ENUNCIADO:
Responda com base no texto sobre o sorriso:
(a) O que não houve perante algo há muito esperado?
(b) Segundo o texto, o que não comprova a tristeza nessas ocasiões?
(c) Na última frase sobre o gesto, a que se junta o sorriso?

TEXTO FORNECIDO:
#####
Testemunhar um sorriso em fases díficeis da nossa miserável existência é uma luz que cega. E como posso eu pensar de outra forma, quando alguém que se encontra nos confins da mais absoluta tristeza, se digna a sorrir. Tão levemente que me reduziu a escombros. Uma criatura que ao lado da cama de alguém cujo sofrimento físico e mental acompanhou todos os dias, sempre presente e vigilante, viu o médico desligar todas as máquinas que prendiam à terra. Uma a uma. O ventilador. Os batimentos cardiacos.
Não houve dramas ou gritos, perante algo há muito esperado. Apenas um baixar de cabeça tão imensamente primordial e digno que melhor homenagem de partida não se poderia esperar.
E um sorriso. Cansado e soterrado em agonia escondida. Ao mesmo tempo sentido e resignado.
A mim? Uma vez mais testemunhei algo que a minha mente não processa. Acho que nestas ocasiãoes nada se processa, a não ser a verdadeira utilidade de rir. Mas destroçou-me mais um pouco. Sim, mas apenas mais um pouco.
O sorriso nestas ocasiões é a maneira mais segura e firme de comprovar a tristeza. Não são as lágrimas ou os gemidos.
Um sorriso e uma cabeça baixa. E não vejo maior escuridão e solidão numa criatura.
#####
Itens de uma fonte de dados
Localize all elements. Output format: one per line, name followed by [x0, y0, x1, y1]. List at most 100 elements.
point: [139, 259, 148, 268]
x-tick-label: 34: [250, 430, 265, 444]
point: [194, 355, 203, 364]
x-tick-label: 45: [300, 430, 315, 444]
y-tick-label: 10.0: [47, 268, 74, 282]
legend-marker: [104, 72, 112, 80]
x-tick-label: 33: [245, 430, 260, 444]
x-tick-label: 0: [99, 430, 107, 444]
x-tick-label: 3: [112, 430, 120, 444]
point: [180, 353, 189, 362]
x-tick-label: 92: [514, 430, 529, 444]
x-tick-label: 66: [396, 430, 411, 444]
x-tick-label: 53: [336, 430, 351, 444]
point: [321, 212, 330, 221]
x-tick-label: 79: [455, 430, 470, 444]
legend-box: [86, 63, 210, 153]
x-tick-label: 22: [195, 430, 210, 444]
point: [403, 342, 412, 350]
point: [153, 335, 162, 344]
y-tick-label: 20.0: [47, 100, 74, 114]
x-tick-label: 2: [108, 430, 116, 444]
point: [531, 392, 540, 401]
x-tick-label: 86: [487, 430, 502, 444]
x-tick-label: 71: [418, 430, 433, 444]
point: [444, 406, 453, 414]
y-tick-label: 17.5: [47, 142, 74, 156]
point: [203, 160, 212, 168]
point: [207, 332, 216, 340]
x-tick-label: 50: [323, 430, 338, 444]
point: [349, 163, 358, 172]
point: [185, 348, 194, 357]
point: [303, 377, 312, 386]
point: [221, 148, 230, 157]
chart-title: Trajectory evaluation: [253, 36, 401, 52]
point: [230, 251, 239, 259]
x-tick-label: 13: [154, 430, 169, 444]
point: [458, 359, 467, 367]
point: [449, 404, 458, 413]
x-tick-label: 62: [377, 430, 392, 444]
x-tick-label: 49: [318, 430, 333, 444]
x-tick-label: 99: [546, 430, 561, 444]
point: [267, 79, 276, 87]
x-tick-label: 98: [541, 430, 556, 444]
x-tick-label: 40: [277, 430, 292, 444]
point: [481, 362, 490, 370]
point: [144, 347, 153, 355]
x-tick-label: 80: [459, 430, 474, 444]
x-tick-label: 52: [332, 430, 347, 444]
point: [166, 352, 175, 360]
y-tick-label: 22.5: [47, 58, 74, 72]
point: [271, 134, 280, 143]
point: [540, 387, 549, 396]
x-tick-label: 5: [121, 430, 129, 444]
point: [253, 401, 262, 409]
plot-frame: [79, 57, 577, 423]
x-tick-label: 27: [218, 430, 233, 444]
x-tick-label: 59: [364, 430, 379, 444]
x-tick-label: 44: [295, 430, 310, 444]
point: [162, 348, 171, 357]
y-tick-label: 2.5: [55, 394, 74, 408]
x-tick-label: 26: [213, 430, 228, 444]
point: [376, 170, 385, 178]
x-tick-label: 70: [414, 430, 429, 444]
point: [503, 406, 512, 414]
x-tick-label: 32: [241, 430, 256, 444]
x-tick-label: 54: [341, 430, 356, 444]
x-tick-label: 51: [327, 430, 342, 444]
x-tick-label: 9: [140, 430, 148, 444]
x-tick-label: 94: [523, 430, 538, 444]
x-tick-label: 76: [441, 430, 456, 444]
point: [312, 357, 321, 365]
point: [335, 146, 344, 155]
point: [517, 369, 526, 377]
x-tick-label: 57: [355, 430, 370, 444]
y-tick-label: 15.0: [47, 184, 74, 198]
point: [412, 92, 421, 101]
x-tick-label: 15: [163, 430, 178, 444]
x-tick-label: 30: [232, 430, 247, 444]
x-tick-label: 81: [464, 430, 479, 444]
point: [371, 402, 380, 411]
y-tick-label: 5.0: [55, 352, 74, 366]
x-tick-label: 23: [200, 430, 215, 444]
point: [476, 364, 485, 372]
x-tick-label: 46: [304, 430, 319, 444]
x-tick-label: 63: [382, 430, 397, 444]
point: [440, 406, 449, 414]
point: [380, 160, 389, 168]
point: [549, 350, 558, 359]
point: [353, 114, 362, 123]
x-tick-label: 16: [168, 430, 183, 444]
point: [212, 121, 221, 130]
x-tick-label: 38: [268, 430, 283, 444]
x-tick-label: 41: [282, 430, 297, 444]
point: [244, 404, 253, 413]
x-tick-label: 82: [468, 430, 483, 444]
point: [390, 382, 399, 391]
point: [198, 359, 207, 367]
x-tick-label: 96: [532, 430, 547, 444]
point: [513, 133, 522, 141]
#####
RESPOSTA:
(a) Não houve dramas ou gritos.
(b) As lágrimas ou os gemidos.
(c) A uma cabeça baixa.